--- Exercise inputs ---

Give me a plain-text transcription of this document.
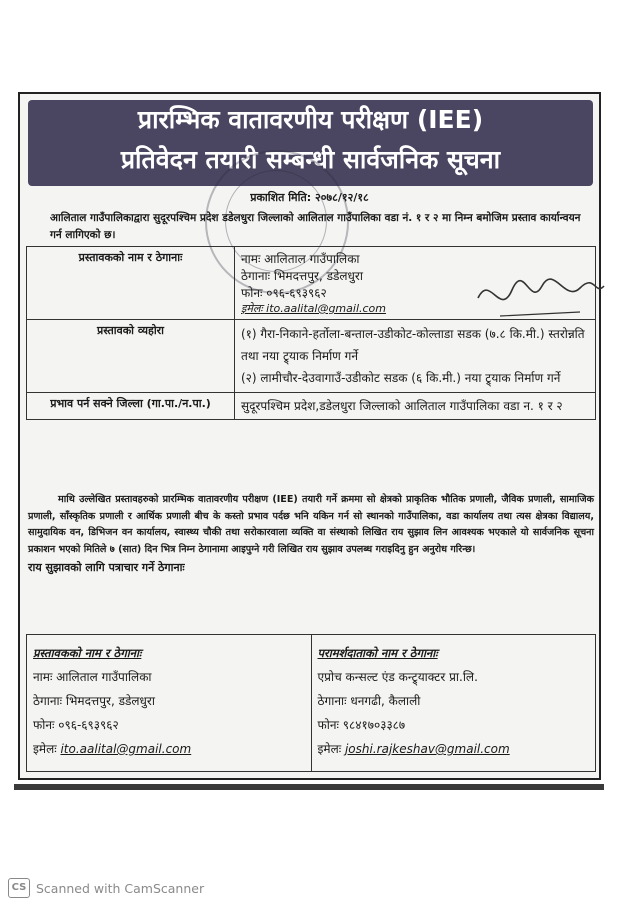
प्रारम्भिक वातावरणीय परीक्षण (IEE)
प्रतिवेदन तयारी सम्बन्धी सार्वजनिक सूचना
प्रकाशित मिति: २०७८/१२/१८
आलिताल गाउँपालिकाद्वारा सुदूरपश्चिम प्रदेश डडेलधुरा जिल्लाको आलिताल गाउँपालिका वडा नं. १ र २ मा निम्न बमोजिम प्रस्ताव कार्यान्वयन गर्न लागिएको छ।
प्रस्तावकको नाम र ठेगानाः	नामः आलिताल गाउँपालिका
ठेगानाः भिमदत्तपुर, डडेलधुरा
फोनः ०९६-६९३९६२
इमेलः ito.aalital@gmail.com

प्रस्तावको व्यहोरा	(१) गैरा-निकाने-हर्तोला-बन्ताल-उडीकोट-कोल्ताडा सडक (७.८ कि.मी.) स्तरोन्नति तथा नया ट्र्याक निर्माण गर्ने
(२) लामीचौर-देउवागाउँ-उडीकोट सडक (६ कि.मी.) नया ट्र्याक निर्माण गर्ने

प्रभाव पर्न सक्ने जिल्ला (गा.पा./न.पा.)	सुदूरपश्चिम प्रदेश,डडेलधुरा जिल्लाको आलिताल गाउँपालिका वडा न. १ र २

माथि उल्लेखित प्रस्तावहरुको प्रारम्भिक वातावरणीय परीक्षण (IEE) तयारी गर्ने क्रममा सो क्षेत्रको प्राकृतिक भौतिक प्रणाली, जैविक प्रणाली, सामाजिक प्रणाली, साँस्कृतिक प्रणाली र आर्थिक प्रणाली बीच के कस्तो प्रभाव पर्दछ भनि यकिन गर्न सो स्थानको गाउँपालिका, वडा कार्यालय तथा त्यस क्षेत्रका विद्यालय, सामुदायिक वन, डिभिजन वन कार्यालय, स्वास्थ्य चौकी तथा सरोकारवाला व्यक्ति वा संस्थाको लिखित राय सुझाव लिन आवश्यक भएकाले यो सार्वजनिक सूचना प्रकाशन भएको मितिले ७ (सात) दिन भित्र निम्न ठेगानामा आइपुग्ने गरी लिखित राय सुझाव उपलब्ध गराइदिनु हुन अनुरोध गरिन्छ।

राय सुझावको लागि पत्राचार गर्ने ठेगानाः
प्रस्तावकको नाम र ठेगानाः
नामः आलिताल गाउँपालिका
ठेगानाः भिमदत्तपुर, डडेलधुरा
फोनः ०९६-६९३९६२
इमेलः ito.aalital@gmail.com
परामर्शदाताको नाम र ठेगानाः
एप्रोच कन्सल्ट एंड कन्ट्र्याक्टर प्रा.लि.
ठेगानाः धनगढी, कैलाली
फोनः ९८४१७०३३८७
इमेलः joshi.rajkeshav@gmail.com
CS Scanned with CamScanner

---

Images should not appear in the copy; retype the listing above exactly.

**Solution to the exercise**
Give me a plain-text transcription of this document.
प्रारम्भिक वातावरणीय परीक्षण (IEE)
प्रतिवेदन तयारी सम्बन्धी सार्वजनिक सूचना
प्रकाशित मिति: २०७८/१२/१८
आलिताल गाउँपालिकाद्वारा सुदूरपश्चिम प्रदेश डडेलधुरा जिल्लाको आलिताल गाउँपालिका वडा नं. १ र २ मा निम्न बमोजिम प्रस्ताव कार्यान्वयन गर्न लागिएको छ।
प्रस्तावकको नाम र ठेगानाः	नामः आलिताल गाउँपालिका
ठेगानाः भिमदत्तपुर, डडेलधुरा
फोनः ०९६-६९३९६२
इमेलः ito.aalital@gmail.com

प्रस्तावको व्यहोरा	(१) गैरा-निकाने-हर्तोला-बन्ताल-उडीकोट-कोल्ताडा सडक (७.८ कि.मी.) स्तरोन्नति तथा नया ट्र्याक निर्माण गर्ने
(२) लामीचौर-देउवागाउँ-उडीकोट सडक (६ कि.मी.) नया ट्र्याक निर्माण गर्ने

प्रभाव पर्न सक्ने जिल्ला (गा.पा./न.पा.)	सुदूरपश्चिम प्रदेश,डडेलधुरा जिल्लाको आलिताल गाउँपालिका वडा न. १ र २

माथि उल्लेखित प्रस्तावहरुको प्रारम्भिक वातावरणीय परीक्षण (IEE) तयारी गर्ने क्रममा सो क्षेत्रको प्राकृतिक भौतिक प्रणाली, जैविक प्रणाली, सामाजिक प्रणाली, साँस्कृतिक प्रणाली र आर्थिक प्रणाली बीच के कस्तो प्रभाव पर्दछ भनि यकिन गर्न सो स्थानको गाउँपालिका, वडा कार्यालय तथा त्यस क्षेत्रका विद्यालय, सामुदायिक वन, डिभिजन वन कार्यालय, स्वास्थ्य चौकी तथा सरोकारवाला व्यक्ति वा संस्थाको लिखित राय सुझाव लिन आवश्यक भएकाले यो सार्वजनिक सूचना प्रकाशन भएको मितिले ७ (सात) दिन भित्र निम्न ठेगानामा आइपुग्ने गरी लिखित राय सुझाव उपलब्ध गराइदिनु हुन अनुरोध गरिन्छ।

राय सुझावको लागि पत्राचार गर्ने ठेगानाः
प्रस्तावकको नाम र ठेगानाः
नामः आलिताल गाउँपालिका
ठेगानाः भिमदत्तपुर, डडेलधुरा
फोनः ०९६-६९३९६२
इमेलः ito.aalital@gmail.com
परामर्शदाताको नाम र ठेगानाः
एप्रोच कन्सल्ट एंड कन्ट्र्याक्टर प्रा.लि.
ठेगानाः धनगढी, कैलाली
फोनः ९८४१७०३३८७
इमेलः joshi.rajkeshav@gmail.com
CS Scanned with CamScanner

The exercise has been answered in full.